> _INSTRUCTION_: Go through the listing and write out all of it exactly.
— Begin ENTRIES SUPPLIED —
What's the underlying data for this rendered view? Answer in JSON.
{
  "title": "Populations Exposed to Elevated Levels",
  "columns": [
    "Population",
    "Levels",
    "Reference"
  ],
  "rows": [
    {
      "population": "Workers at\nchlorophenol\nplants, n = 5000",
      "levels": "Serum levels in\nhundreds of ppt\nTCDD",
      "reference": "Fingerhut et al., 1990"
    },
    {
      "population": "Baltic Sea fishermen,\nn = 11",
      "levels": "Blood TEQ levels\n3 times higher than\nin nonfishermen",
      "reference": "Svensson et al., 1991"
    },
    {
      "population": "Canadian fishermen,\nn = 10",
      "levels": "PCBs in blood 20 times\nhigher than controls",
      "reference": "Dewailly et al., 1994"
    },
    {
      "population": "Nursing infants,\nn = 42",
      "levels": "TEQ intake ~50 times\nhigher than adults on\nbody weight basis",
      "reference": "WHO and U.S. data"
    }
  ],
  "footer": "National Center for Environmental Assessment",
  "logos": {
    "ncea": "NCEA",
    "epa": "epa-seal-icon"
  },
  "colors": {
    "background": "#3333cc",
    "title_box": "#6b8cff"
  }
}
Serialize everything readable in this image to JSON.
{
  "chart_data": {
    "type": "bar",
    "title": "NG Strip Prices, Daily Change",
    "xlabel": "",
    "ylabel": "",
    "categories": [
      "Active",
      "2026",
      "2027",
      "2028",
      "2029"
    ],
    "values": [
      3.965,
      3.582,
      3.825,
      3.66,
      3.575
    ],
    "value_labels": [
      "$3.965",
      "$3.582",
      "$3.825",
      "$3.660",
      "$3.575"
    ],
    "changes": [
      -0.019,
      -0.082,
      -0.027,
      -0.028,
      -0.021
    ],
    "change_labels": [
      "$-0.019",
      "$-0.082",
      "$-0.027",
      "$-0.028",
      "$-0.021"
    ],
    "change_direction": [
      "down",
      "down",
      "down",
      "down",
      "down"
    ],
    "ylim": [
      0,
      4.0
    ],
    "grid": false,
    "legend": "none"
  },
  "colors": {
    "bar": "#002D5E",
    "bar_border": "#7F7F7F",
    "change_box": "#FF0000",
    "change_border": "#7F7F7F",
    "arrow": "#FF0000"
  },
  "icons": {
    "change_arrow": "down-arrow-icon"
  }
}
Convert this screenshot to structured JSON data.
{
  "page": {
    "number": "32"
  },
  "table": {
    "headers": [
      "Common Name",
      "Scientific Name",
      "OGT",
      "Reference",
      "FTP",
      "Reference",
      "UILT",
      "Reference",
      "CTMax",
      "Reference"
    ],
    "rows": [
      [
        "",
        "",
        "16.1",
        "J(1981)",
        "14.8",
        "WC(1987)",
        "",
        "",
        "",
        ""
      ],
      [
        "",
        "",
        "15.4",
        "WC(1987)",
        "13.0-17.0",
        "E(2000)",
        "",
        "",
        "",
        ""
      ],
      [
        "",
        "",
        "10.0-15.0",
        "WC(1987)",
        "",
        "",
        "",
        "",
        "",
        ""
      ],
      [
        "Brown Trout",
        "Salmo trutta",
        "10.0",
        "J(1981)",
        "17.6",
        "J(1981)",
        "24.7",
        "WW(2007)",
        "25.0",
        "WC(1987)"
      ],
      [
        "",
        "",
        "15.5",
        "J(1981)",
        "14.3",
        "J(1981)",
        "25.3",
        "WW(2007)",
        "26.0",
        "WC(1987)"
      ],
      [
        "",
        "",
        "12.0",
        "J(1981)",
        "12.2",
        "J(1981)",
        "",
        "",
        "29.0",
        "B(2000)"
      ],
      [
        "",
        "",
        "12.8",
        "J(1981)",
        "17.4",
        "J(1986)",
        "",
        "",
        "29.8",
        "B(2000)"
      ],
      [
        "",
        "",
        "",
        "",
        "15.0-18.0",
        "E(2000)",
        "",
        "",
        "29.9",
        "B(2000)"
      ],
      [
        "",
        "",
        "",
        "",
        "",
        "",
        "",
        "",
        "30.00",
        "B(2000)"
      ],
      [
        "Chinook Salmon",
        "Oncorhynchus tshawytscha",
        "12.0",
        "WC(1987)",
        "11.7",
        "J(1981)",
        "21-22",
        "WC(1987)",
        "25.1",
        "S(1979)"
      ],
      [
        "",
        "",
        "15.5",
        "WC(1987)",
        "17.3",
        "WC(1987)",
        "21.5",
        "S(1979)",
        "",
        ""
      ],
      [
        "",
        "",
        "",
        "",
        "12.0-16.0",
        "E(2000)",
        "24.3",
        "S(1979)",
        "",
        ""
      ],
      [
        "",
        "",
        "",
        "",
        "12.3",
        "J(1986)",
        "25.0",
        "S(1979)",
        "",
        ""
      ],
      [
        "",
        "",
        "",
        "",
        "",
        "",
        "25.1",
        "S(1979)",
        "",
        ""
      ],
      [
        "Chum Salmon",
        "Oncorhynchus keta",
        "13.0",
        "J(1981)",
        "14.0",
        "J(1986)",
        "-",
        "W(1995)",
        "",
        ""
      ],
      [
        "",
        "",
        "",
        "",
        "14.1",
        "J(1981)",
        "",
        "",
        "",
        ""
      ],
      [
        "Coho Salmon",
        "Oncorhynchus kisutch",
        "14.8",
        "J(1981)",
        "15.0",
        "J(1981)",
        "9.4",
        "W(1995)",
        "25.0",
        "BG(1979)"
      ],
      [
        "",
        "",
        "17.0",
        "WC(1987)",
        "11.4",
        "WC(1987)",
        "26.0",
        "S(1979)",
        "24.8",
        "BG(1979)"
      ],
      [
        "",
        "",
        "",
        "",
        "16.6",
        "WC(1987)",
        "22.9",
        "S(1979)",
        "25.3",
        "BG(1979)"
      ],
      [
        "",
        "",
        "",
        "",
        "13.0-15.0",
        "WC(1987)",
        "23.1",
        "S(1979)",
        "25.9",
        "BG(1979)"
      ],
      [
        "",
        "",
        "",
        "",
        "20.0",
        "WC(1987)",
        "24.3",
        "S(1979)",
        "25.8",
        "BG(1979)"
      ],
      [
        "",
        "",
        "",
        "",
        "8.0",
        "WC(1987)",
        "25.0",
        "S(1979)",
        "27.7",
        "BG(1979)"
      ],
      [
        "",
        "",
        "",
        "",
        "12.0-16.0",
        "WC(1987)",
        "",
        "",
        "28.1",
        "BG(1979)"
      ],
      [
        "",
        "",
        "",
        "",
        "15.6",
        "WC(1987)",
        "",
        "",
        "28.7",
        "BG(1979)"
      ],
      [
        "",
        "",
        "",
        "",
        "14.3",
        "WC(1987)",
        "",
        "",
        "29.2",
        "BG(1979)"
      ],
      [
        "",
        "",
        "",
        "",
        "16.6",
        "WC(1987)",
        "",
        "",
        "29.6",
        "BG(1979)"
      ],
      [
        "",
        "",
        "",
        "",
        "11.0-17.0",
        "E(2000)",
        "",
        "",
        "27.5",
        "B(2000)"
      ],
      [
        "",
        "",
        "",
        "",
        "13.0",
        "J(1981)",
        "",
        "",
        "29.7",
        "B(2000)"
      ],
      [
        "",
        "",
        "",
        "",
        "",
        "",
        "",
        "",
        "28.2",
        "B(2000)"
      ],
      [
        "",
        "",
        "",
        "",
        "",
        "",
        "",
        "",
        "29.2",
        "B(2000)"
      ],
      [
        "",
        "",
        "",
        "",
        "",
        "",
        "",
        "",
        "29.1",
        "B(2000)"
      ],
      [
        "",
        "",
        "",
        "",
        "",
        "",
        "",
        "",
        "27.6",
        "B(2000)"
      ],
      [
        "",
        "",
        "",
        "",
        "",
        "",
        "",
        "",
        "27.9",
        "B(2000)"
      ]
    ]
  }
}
— End ENTRIES SUPPLIED —
> _FULL RESPONSE_:
What's the underlying data for this rendered view? Answer in JSON.
{
  "title": "Populations Exposed to Elevated Levels",
  "columns": [
    "Population",
    "Levels",
    "Reference"
  ],
  "rows": [
    {
      "population": "Workers at\nchlorophenol\nplants, n = 5000",
      "levels": "Serum levels in\nhundreds of ppt\nTCDD",
      "reference": "Fingerhut et al., 1990"
    },
    {
      "population": "Baltic Sea fishermen,\nn = 11",
      "levels": "Blood TEQ levels\n3 times higher than\nin nonfishermen",
      "reference": "Svensson et al., 1991"
    },
    {
      "population": "Canadian fishermen,\nn = 10",
      "levels": "PCBs in blood 20 times\nhigher than controls",
      "reference": "Dewailly et al., 1994"
    },
    {
      "population": "Nursing infants,\nn = 42",
      "levels": "TEQ intake ~50 times\nhigher than adults on\nbody weight basis",
      "reference": "WHO and U.S. data"
    }
  ],
  "footer": "National Center for Environmental Assessment",
  "logos": {
    "ncea": "NCEA",
    "epa": "epa-seal-icon"
  },
  "colors": {
    "background": "#3333cc",
    "title_box": "#6b8cff"
  }
}
Serialize everything readable in this image to JSON.
{
  "chart_data": {
    "type": "bar",
    "title": "NG Strip Prices, Daily Change",
    "xlabel": "",
    "ylabel": "",
    "categories": [
      "Active",
      "2026",
      "2027",
      "2028",
      "2029"
    ],
    "values": [
      3.965,
      3.582,
      3.825,
      3.66,
      3.575
    ],
    "value_labels": [
      "$3.965",
      "$3.582",
      "$3.825",
      "$3.660",
      "$3.575"
    ],
    "changes": [
      -0.019,
      -0.082,
      -0.027,
      -0.028,
      -0.021
    ],
    "change_labels": [
      "$-0.019",
      "$-0.082",
      "$-0.027",
      "$-0.028",
      "$-0.021"
    ],
    "change_direction": [
      "down",
      "down",
      "down",
      "down",
      "down"
    ],
    "ylim": [
      0,
      4.0
    ],
    "grid": false,
    "legend": "none"
  },
  "colors": {
    "bar": "#002D5E",
    "bar_border": "#7F7F7F",
    "change_box": "#FF0000",
    "change_border": "#7F7F7F",
    "arrow": "#FF0000"
  },
  "icons": {
    "change_arrow": "down-arrow-icon"
  }
}
Convert this screenshot to structured JSON data.
{
  "page": {
    "number": "32"
  },
  "table": {
    "headers": [
      "Common Name",
      "Scientific Name",
      "OGT",
      "Reference",
      "FTP",
      "Reference",
      "UILT",
      "Reference",
      "CTMax",
      "Reference"
    ],
    "rows": [
      [
        "",
        "",
        "16.1",
        "J(1981)",
        "14.8",
        "WC(1987)",
        "",
        "",
        "",
        ""
      ],
      [
        "",
        "",
        "15.4",
        "WC(1987)",
        "13.0-17.0",
        "E(2000)",
        "",
        "",
        "",
        ""
      ],
      [
        "",
        "",
        "10.0-15.0",
        "WC(1987)",
        "",
        "",
        "",
        "",
        "",
        ""
      ],
      [
        "Brown Trout",
        "Salmo trutta",
        "10.0",
        "J(1981)",
        "17.6",
        "J(1981)",
        "24.7",
        "WW(2007)",
        "25.0",
        "WC(1987)"
      ],
      [
        "",
        "",
        "15.5",
        "J(1981)",
        "14.3",
        "J(1981)",
        "25.3",
        "WW(2007)",
        "26.0",
        "WC(1987)"
      ],
      [
        "",
        "",
        "12.0",
        "J(1981)",
        "12.2",
        "J(1981)",
        "",
        "",
        "29.0",
        "B(2000)"
      ],
      [
        "",
        "",
        "12.8",
        "J(1981)",
        "17.4",
        "J(1986)",
        "",
        "",
        "29.8",
        "B(2000)"
      ],
      [
        "",
        "",
        "",
        "",
        "15.0-18.0",
        "E(2000)",
        "",
        "",
        "29.9",
        "B(2000)"
      ],
      [
        "",
        "",
        "",
        "",
        "",
        "",
        "",
        "",
        "30.00",
        "B(2000)"
      ],
      [
        "Chinook Salmon",
        "Oncorhynchus tshawytscha",
        "12.0",
        "WC(1987)",
        "11.7",
        "J(1981)",
        "21-22",
        "WC(1987)",
        "25.1",
        "S(1979)"
      ],
      [
        "",
        "",
        "15.5",
        "WC(1987)",
        "17.3",
        "WC(1987)",
        "21.5",
        "S(1979)",
        "",
        ""
      ],
      [
        "",
        "",
        "",
        "",
        "12.0-16.0",
        "E(2000)",
        "24.3",
        "S(1979)",
        "",
        ""
      ],
      [
        "",
        "",
        "",
        "",
        "12.3",
        "J(1986)",
        "25.0",
        "S(1979)",
        "",
        ""
      ],
      [
        "",
        "",
        "",
        "",
        "",
        "",
        "25.1",
        "S(1979)",
        "",
        ""
      ],
      [
        "Chum Salmon",
        "Oncorhynchus keta",
        "13.0",
        "J(1981)",
        "14.0",
        "J(1986)",
        "-",
        "W(1995)",
        "",
        ""
      ],
      [
        "",
        "",
        "",
        "",
        "14.1",
        "J(1981)",
        "",
        "",
        "",
        ""
      ],
      [
        "Coho Salmon",
        "Oncorhynchus kisutch",
        "14.8",
        "J(1981)",
        "15.0",
        "J(1981)",
        "9.4",
        "W(1995)",
        "25.0",
        "BG(1979)"
      ],
      [
        "",
        "",
        "17.0",
        "WC(1987)",
        "11.4",
        "WC(1987)",
        "26.0",
        "S(1979)",
        "24.8",
        "BG(1979)"
      ],
      [
        "",
        "",
        "",
        "",
        "16.6",
        "WC(1987)",
        "22.9",
        "S(1979)",
        "25.3",
        "BG(1979)"
      ],
      [
        "",
        "",
        "",
        "",
        "13.0-15.0",
        "WC(1987)",
        "23.1",
        "S(1979)",
        "25.9",
        "BG(1979)"
      ],
      [
        "",
        "",
        "",
        "",
        "20.0",
        "WC(1987)",
        "24.3",
        "S(1979)",
        "25.8",
        "BG(1979)"
      ],
      [
        "",
        "",
        "",
        "",
        "8.0",
        "WC(1987)",
        "25.0",
        "S(1979)",
        "27.7",
        "BG(1979)"
      ],
      [
        "",
        "",
        "",
        "",
        "12.0-16.0",
        "WC(1987)",
        "",
        "",
        "28.1",
        "BG(1979)"
      ],
      [
        "",
        "",
        "",
        "",
        "15.6",
        "WC(1987)",
        "",
        "",
        "28.7",
        "BG(1979)"
      ],
      [
        "",
        "",
        "",
        "",
        "14.3",
        "WC(1987)",
        "",
        "",
        "29.2",
        "BG(1979)"
      ],
      [
        "",
        "",
        "",
        "",
        "16.6",
        "WC(1987)",
        "",
        "",
        "29.6",
        "BG(1979)"
      ],
      [
        "",
        "",
        "",
        "",
        "11.0-17.0",
        "E(2000)",
        "",
        "",
        "27.5",
        "B(2000)"
      ],
      [
        "",
        "",
        "",
        "",
        "13.0",
        "J(1981)",
        "",
        "",
        "29.7",
        "B(2000)"
      ],
      [
        "",
        "",
        "",
        "",
        "",
        "",
        "",
        "",
        "28.2",
        "B(2000)"
      ],
      [
        "",
        "",
        "",
        "",
        "",
        "",
        "",
        "",
        "29.2",
        "B(2000)"
      ],
      [
        "",
        "",
        "",
        "",
        "",
        "",
        "",
        "",
        "29.1",
        "B(2000)"
      ],
      [
        "",
        "",
        "",
        "",
        "",
        "",
        "",
        "",
        "27.6",
        "B(2000)"
      ],
      [
        "",
        "",
        "",
        "",
        "",
        "",
        "",
        "",
        "27.9",
        "B(2000)"
      ]
    ]
  }
}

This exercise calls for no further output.